- _Request_
Copy every line of the entries that includes the word "style".

═══ Supplied material ═══

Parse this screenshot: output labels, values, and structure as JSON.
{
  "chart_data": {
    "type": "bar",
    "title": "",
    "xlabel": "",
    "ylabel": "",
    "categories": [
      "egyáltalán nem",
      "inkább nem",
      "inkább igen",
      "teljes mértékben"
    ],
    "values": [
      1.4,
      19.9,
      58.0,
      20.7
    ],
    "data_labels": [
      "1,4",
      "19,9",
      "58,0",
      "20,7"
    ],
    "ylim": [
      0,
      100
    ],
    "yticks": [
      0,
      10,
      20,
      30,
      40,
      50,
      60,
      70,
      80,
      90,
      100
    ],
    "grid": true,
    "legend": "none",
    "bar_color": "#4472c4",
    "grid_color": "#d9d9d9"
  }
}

═══
═══ Supplied material ═══

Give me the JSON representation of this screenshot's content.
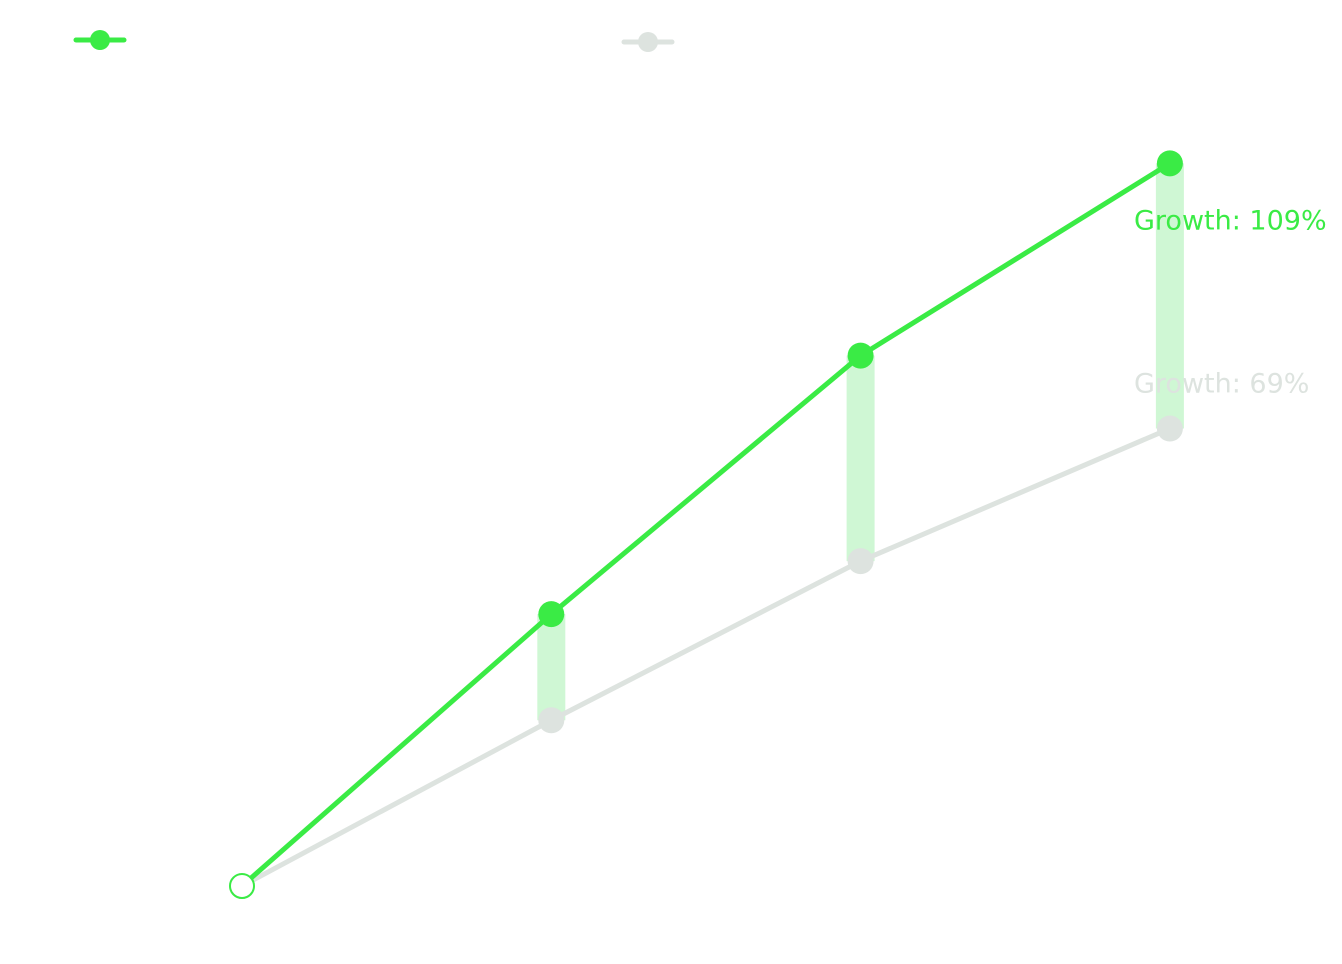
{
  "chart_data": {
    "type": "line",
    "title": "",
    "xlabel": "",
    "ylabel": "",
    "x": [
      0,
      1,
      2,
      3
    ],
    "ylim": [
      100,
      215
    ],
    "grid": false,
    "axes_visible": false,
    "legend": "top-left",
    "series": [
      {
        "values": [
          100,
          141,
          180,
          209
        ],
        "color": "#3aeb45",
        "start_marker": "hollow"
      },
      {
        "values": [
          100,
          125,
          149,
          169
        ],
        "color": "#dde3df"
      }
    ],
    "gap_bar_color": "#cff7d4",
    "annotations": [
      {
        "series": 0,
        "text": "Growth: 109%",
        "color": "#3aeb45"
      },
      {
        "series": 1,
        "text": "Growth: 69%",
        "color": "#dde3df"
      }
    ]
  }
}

═══
═══ Supplied material ═══

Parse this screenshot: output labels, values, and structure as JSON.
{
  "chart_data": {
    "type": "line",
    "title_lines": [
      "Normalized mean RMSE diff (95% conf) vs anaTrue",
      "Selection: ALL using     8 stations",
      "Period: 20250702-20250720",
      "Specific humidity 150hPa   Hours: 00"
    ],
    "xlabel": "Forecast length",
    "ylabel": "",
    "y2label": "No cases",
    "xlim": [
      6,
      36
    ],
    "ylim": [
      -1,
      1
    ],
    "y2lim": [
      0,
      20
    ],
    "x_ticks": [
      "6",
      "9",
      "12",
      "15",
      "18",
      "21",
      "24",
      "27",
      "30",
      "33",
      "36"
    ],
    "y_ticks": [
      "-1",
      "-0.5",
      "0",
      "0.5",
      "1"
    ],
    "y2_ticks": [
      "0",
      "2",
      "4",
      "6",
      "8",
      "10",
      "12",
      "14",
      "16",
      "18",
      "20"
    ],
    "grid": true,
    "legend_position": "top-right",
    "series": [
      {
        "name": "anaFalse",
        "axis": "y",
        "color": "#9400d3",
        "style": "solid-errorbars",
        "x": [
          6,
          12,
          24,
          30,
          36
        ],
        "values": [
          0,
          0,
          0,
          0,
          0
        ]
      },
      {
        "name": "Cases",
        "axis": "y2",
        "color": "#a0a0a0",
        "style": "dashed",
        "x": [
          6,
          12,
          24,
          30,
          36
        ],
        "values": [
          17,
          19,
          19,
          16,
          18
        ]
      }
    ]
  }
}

═══

- _Finished answer_
        "style": "solid-errorbars",
        "style": "dashed",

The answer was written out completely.